**READING PASSAGE:**
※ ※ ※

Infer language¶
NLP • inference • model • text
Detect the language used for each text in the input column.
Each language will be represented by its ISO 639-1 language code, such as "en", "es", "it" for English, Spanish and Italian respectively.
Usage¶
The following are the step's expected inputs and outputs and their specific types.
infer_language(text: text, {"param": value}) -> (lang: category)
where the object {"param": value}
is optional in most cases and if present may contain any of the parameters described in the
corresponding section below.
Example¶
In most cases no special configuration should be necessary, so simply
infer_language(ds.text) -> (ds.language)
Inputs¶
text: column:text
A text column to detect languages for.
Outputs¶
lang: column:category
A column identifying the language of each text using its two-letter ISO 639-1 language code.
Parameters¶
min_probability: number = 0.5
Minimum probability to assign a language for a particular text. If the model used to infer the language is less sure about a language than this, the corresponding text will be assigned no language, and will have a missing values instead (NaN).
Range: 0 ≤ min_probability ≤ 1
allowed_languages: array[string] = ['en', 'es', 'pt', 'fr', 'de', 'it', 'eu', 'ca', 'tr', 'ar']
Only these languages will be inferred. Can be used to limit language detection to a smaller set if necessary.
Items in allowed_languages
item: string
Must be one of:
"en"
,
"es"
,
"pt"
,
"fr"
,
"de"
,
"it"
,
"eu"
,
"ca"
,
"tr"
,
"ar"

※ ※ ※

Layout records:
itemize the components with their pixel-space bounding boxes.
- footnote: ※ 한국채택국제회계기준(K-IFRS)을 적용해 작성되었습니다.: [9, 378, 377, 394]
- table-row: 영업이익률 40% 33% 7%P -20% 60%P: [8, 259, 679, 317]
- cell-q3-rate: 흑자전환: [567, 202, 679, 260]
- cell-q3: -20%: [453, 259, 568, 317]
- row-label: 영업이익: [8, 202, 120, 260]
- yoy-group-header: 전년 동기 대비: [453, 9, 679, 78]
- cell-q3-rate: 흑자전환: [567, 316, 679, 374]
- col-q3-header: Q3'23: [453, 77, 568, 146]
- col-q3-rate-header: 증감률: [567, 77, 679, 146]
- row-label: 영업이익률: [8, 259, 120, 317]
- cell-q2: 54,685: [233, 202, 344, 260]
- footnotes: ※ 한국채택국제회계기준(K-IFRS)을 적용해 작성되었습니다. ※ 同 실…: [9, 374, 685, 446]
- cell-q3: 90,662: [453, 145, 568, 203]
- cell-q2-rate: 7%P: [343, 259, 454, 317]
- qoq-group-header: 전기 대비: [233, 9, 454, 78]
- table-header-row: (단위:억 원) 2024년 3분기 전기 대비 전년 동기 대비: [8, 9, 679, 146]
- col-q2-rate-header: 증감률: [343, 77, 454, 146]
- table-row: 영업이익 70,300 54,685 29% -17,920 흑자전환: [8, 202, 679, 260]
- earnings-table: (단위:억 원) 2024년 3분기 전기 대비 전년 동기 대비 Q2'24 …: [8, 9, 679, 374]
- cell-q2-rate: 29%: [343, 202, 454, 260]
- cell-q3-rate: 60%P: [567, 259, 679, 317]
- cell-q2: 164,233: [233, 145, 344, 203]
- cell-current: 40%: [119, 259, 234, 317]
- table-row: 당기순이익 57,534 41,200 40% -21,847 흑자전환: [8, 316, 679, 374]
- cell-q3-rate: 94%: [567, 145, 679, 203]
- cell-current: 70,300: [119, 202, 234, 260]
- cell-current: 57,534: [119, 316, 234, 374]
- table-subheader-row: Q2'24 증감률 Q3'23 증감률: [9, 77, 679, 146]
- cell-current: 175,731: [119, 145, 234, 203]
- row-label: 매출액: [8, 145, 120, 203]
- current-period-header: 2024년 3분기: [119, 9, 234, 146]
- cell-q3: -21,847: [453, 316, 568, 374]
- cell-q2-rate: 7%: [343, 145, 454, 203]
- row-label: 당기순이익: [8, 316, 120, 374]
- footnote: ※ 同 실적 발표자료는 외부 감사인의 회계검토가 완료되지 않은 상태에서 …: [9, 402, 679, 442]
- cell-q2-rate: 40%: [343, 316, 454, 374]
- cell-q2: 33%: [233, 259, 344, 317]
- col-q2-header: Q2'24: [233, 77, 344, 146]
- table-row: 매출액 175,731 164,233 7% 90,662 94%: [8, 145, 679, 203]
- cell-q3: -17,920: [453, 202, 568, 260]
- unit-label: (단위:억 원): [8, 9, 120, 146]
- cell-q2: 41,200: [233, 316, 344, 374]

※ ※ ※

**WORK REQUIRED:** Reproduce word for word the part of the language detection page starting at "Infer language¶" and ending at "corresponding section below.".

**EXERCISE RESULT:**
Infer language¶
NLP • inference • model • text
Detect the language used for each text in the input column.
Each language will be represented by its ISO 639-1 language code, such as "en", "es", "it" for English, Spanish and Italian respectively.
Usage¶
The following are the step's expected inputs and outputs and their specific types.
infer_language(text: text, {"param": value}) -> (lang: category)
where the object {"param": value}
is optional in most cases and if present may contain any of the parameters described in the
corresponding section below.